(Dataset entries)
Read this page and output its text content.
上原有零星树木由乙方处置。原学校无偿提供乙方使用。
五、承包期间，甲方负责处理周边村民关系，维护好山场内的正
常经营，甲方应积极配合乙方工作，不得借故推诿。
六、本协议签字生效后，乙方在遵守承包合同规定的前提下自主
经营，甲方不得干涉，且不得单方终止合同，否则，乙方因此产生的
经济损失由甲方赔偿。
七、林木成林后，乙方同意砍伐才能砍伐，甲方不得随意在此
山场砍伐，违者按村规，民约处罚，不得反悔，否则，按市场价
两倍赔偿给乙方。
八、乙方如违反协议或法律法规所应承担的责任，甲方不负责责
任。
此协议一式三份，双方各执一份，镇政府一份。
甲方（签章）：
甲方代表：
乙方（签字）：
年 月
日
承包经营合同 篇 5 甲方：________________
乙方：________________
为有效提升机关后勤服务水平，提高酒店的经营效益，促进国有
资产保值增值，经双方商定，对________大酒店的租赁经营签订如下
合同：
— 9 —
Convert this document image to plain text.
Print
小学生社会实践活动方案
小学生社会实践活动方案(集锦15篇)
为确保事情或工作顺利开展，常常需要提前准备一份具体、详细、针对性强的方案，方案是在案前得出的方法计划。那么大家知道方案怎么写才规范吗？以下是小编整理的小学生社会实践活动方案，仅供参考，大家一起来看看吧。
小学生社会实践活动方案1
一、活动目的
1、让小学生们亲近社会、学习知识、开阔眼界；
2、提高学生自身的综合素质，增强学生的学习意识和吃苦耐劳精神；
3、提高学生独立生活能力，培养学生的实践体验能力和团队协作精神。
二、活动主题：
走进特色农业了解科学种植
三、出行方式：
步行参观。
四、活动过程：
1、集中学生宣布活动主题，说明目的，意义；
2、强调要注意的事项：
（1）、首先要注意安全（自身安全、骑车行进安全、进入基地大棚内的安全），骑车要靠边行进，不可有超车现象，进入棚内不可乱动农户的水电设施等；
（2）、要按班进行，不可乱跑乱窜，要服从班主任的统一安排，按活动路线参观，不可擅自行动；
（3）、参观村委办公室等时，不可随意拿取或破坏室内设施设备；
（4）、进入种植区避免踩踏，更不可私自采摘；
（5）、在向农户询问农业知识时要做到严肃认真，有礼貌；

_EXERCISE BRIEF_.
Everything from the line containing "Convert this document image to plain text." to the end of the data above should be quoted exactly, please, both ends included, and nothing outside that span.

_SOLUTION TO THIS PROBLEM_.
Convert this document image to plain text.
Print
小学生社会实践活动方案
小学生社会实践活动方案(集锦15篇)
为确保事情或工作顺利开展，常常需要提前准备一份具体、详细、针对性强的方案，方案是在案前得出的方法计划。那么大家知道方案怎么写才规范吗？以下是小编整理的小学生社会实践活动方案，仅供参考，大家一起来看看吧。
小学生社会实践活动方案1
一、活动目的
1、让小学生们亲近社会、学习知识、开阔眼界；
2、提高学生自身的综合素质，增强学生的学习意识和吃苦耐劳精神；
3、提高学生独立生活能力，培养学生的实践体验能力和团队协作精神。
二、活动主题：
走进特色农业了解科学种植
三、出行方式：
步行参观。
四、活动过程：
1、集中学生宣布活动主题，说明目的，意义；
2、强调要注意的事项：
（1）、首先要注意安全（自身安全、骑车行进安全、进入基地大棚内的安全），骑车要靠边行进，不可有超车现象，进入棚内不可乱动农户的水电设施等；
（2）、要按班进行，不可乱跑乱窜，要服从班主任的统一安排，按活动路线参观，不可擅自行动；
（3）、参观村委办公室等时，不可随意拿取或破坏室内设施设备；
（4）、进入种植区避免踩踏，更不可私自采摘；
（5）、在向农户询问农业知识时要做到严肃认真，有礼貌；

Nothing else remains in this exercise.